EXERCISE DIRECTIONS:
Each entry must be given again exactly; images do not belong in the copy.
# start of DATA LINES
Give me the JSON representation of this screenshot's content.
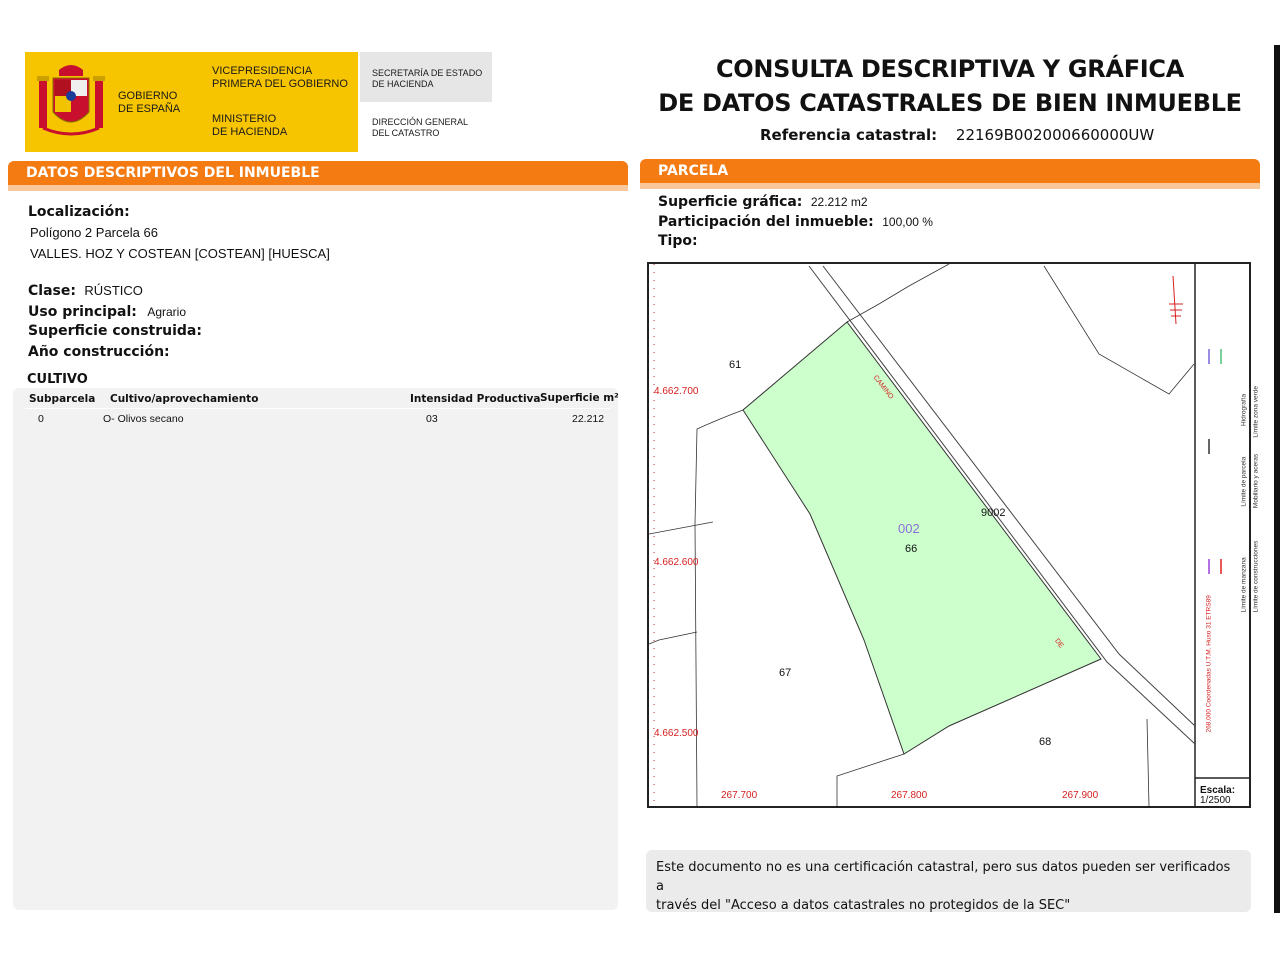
{
  "header": {
    "gobierno": [
      "GOBIERNO",
      "DE ESPAÑA"
    ],
    "vicepresidencia": [
      "VICEPRESIDENCIA",
      "PRIMERA DEL GOBIERNO"
    ],
    "ministerio": [
      "MINISTERIO",
      "DE HACIENDA"
    ],
    "secretaria": [
      "SECRETARÍA DE ESTADO",
      "DE HACIENDA"
    ],
    "direccion": [
      "DIRECCIÓN GENERAL",
      "DEL CATASTRO"
    ],
    "title_line1": "CONSULTA DESCRIPTIVA Y GRÁFICA",
    "title_line2": "DE DATOS CATASTRALES DE BIEN INMUEBLE",
    "ref_label": "Referencia catastral:",
    "ref_value": "22169B002000660000UW"
  },
  "left": {
    "section_title": "DATOS DESCRIPTIVOS DEL INMUEBLE",
    "localizacion_label": "Localización:",
    "localizacion_line1": "Polígono 2 Parcela 66",
    "localizacion_line2": "VALLES. HOZ Y COSTEAN [COSTEAN] [HUESCA]",
    "clase_label": "Clase:",
    "clase_value": "RÚSTICO",
    "uso_label": "Uso principal:",
    "uso_value": "Agrario",
    "superficie_label": "Superficie construida:",
    "anio_label": "Año construcción:",
    "cultivo_title": "CULTIVO",
    "table_headers": [
      "Subparcela",
      "Cultivo/aprovechamiento",
      "Intensidad Productiva",
      "Superficie m²"
    ],
    "table_row": [
      "0",
      "O- Olivos secano",
      "03",
      "22.212"
    ]
  },
  "right": {
    "section_title": "PARCELA",
    "sup_grafica_label": "Superficie gráfica:",
    "sup_grafica_value": "22.212 m2",
    "participacion_label": "Participación del inmueble:",
    "participacion_value": "100,00 %",
    "tipo_label": "Tipo:",
    "notice_line1": "Este documento no es una certificación catastral, pero sus datos pueden ser verificados a",
    "notice_line2": "través del \"Acceso a datos catastrales no protegidos de la SEC\""
  },
  "map": {
    "y_ticks": [
      "4.662.700",
      "4.662.600",
      "4.662.500"
    ],
    "x_ticks": [
      "267.700",
      "267.800",
      "267.900"
    ],
    "parcel_labels": [
      "61",
      "67",
      "68",
      "9002"
    ],
    "subparcel_code": "002",
    "parcel_number": "66",
    "road_text_1": "CAMINO",
    "road_text_2": "DE",
    "legend_1": "Límite de parcela",
    "legend_2": "Mobiliario y aceras",
    "legend_3": "Límite zona verde",
    "legend_4": "Hidrografía",
    "legend_5": "Límite de manzana",
    "legend_6": "Límite de construcciones",
    "coords_label": "Coordenadas U.T.M. Huso 31 ETRS89",
    "coords_prefix": "268.000",
    "scale_label": "Escala:",
    "scale_value": "1/2500",
    "parcel_fill": "#ccffcc",
    "tick_color": "#d62020"
  }
}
# end of DATA LINES
THE SOLUTION:
Give me the JSON representation of this screenshot's content.
{
  "header": {
    "gobierno": [
      "GOBIERNO",
      "DE ESPAÑA"
    ],
    "vicepresidencia": [
      "VICEPRESIDENCIA",
      "PRIMERA DEL GOBIERNO"
    ],
    "ministerio": [
      "MINISTERIO",
      "DE HACIENDA"
    ],
    "secretaria": [
      "SECRETARÍA DE ESTADO",
      "DE HACIENDA"
    ],
    "direccion": [
      "DIRECCIÓN GENERAL",
      "DEL CATASTRO"
    ],
    "title_line1": "CONSULTA DESCRIPTIVA Y GRÁFICA",
    "title_line2": "DE DATOS CATASTRALES DE BIEN INMUEBLE",
    "ref_label": "Referencia catastral:",
    "ref_value": "22169B002000660000UW"
  },
  "left": {
    "section_title": "DATOS DESCRIPTIVOS DEL INMUEBLE",
    "localizacion_label": "Localización:",
    "localizacion_line1": "Polígono 2 Parcela 66",
    "localizacion_line2": "VALLES. HOZ Y COSTEAN [COSTEAN] [HUESCA]",
    "clase_label": "Clase:",
    "clase_value": "RÚSTICO",
    "uso_label": "Uso principal:",
    "uso_value": "Agrario",
    "superficie_label": "Superficie construida:",
    "anio_label": "Año construcción:",
    "cultivo_title": "CULTIVO",
    "table_headers": [
      "Subparcela",
      "Cultivo/aprovechamiento",
      "Intensidad Productiva",
      "Superficie m²"
    ],
    "table_row": [
      "0",
      "O- Olivos secano",
      "03",
      "22.212"
    ]
  },
  "right": {
    "section_title": "PARCELA",
    "sup_grafica_label": "Superficie gráfica:",
    "sup_grafica_value": "22.212 m2",
    "participacion_label": "Participación del inmueble:",
    "participacion_value": "100,00 %",
    "tipo_label": "Tipo:",
    "notice_line1": "Este documento no es una certificación catastral, pero sus datos pueden ser verificados a",
    "notice_line2": "través del \"Acceso a datos catastrales no protegidos de la SEC\""
  },
  "map": {
    "y_ticks": [
      "4.662.700",
      "4.662.600",
      "4.662.500"
    ],
    "x_ticks": [
      "267.700",
      "267.800",
      "267.900"
    ],
    "parcel_labels": [
      "61",
      "67",
      "68",
      "9002"
    ],
    "subparcel_code": "002",
    "parcel_number": "66",
    "road_text_1": "CAMINO",
    "road_text_2": "DE",
    "legend_1": "Límite de parcela",
    "legend_2": "Mobiliario y aceras",
    "legend_3": "Límite zona verde",
    "legend_4": "Hidrografía",
    "legend_5": "Límite de manzana",
    "legend_6": "Límite de construcciones",
    "coords_label": "Coordenadas U.T.M. Huso 31 ETRS89",
    "coords_prefix": "268.000",
    "scale_label": "Escala:",
    "scale_value": "1/2500",
    "parcel_fill": "#ccffcc",
    "tick_color": "#d62020"
  }
}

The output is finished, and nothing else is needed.